** Challenge **
Omit the images, then print each record below exactly as it reads.

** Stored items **
**********
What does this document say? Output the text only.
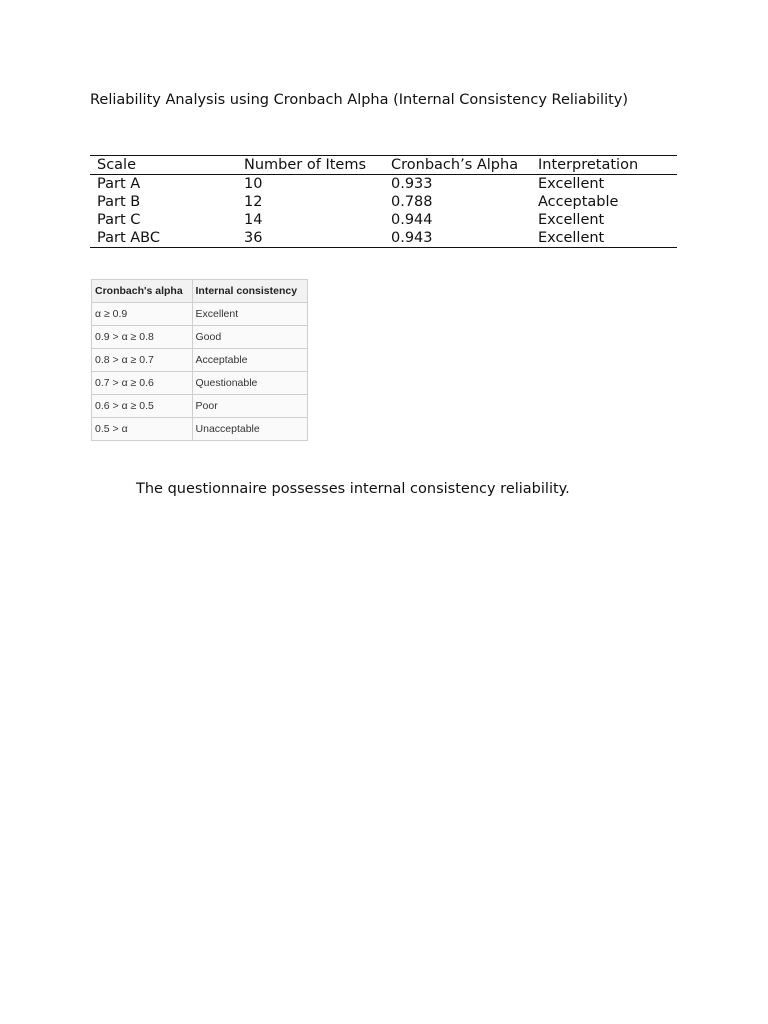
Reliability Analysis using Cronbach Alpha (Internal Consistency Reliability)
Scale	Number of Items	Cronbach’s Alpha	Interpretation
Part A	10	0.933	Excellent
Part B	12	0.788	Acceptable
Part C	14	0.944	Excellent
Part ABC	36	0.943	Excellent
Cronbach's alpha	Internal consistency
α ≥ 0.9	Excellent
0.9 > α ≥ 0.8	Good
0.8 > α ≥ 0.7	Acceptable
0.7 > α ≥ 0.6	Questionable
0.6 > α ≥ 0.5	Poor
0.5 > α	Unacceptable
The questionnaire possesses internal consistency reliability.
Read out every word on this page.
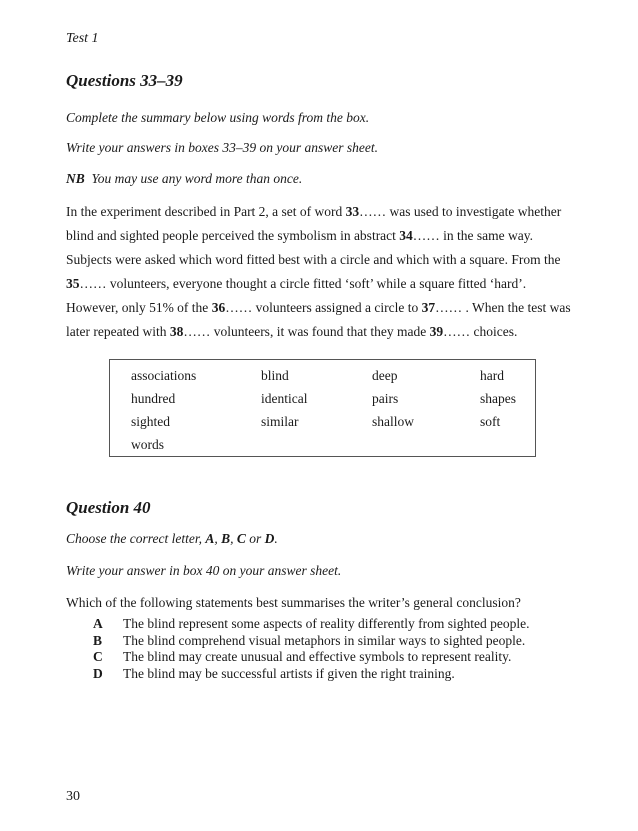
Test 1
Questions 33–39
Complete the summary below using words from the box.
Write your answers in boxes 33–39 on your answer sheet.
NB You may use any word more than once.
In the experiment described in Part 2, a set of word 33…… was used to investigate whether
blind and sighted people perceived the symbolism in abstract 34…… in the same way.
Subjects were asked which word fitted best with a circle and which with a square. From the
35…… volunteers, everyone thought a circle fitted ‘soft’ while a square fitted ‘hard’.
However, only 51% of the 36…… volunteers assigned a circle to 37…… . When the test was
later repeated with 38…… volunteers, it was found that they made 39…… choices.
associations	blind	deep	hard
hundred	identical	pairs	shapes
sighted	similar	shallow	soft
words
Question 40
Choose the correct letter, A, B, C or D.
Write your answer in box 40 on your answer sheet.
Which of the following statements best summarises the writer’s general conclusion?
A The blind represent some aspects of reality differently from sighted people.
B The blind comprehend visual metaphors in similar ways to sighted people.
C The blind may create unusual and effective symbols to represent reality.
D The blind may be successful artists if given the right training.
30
**********
** Correct answer **
What does this document say? Output the text only.
Reliability Analysis using Cronbach Alpha (Internal Consistency Reliability)
Scale	Number of Items	Cronbach’s Alpha	Interpretation
Part A	10	0.933	Excellent
Part B	12	0.788	Acceptable
Part C	14	0.944	Excellent
Part ABC	36	0.943	Excellent
Cronbach's alpha	Internal consistency
α ≥ 0.9	Excellent
0.9 > α ≥ 0.8	Good
0.8 > α ≥ 0.7	Acceptable
0.7 > α ≥ 0.6	Questionable
0.6 > α ≥ 0.5	Poor
0.5 > α	Unacceptable
The questionnaire possesses internal consistency reliability.
Read out every word on this page.
Test 1
Questions 33–39
Complete the summary below using words from the box.
Write your answers in boxes 33–39 on your answer sheet.
NB You may use any word more than once.
In the experiment described in Part 2, a set of word 33…… was used to investigate whether
blind and sighted people perceived the symbolism in abstract 34…… in the same way.
Subjects were asked which word fitted best with a circle and which with a square. From the
35…… volunteers, everyone thought a circle fitted ‘soft’ while a square fitted ‘hard’.
However, only 51% of the 36…… volunteers assigned a circle to 37…… . When the test was
later repeated with 38…… volunteers, it was found that they made 39…… choices.
associations	blind	deep	hard
hundred	identical	pairs	shapes
sighted	similar	shallow	soft
words
Question 40
Choose the correct letter, A, B, C or D.
Write your answer in box 40 on your answer sheet.
Which of the following statements best summarises the writer’s general conclusion?
A The blind represent some aspects of reality differently from sighted people.
B The blind comprehend visual metaphors in similar ways to sighted people.
C The blind may create unusual and effective symbols to represent reality.
D The blind may be successful artists if given the right training.
30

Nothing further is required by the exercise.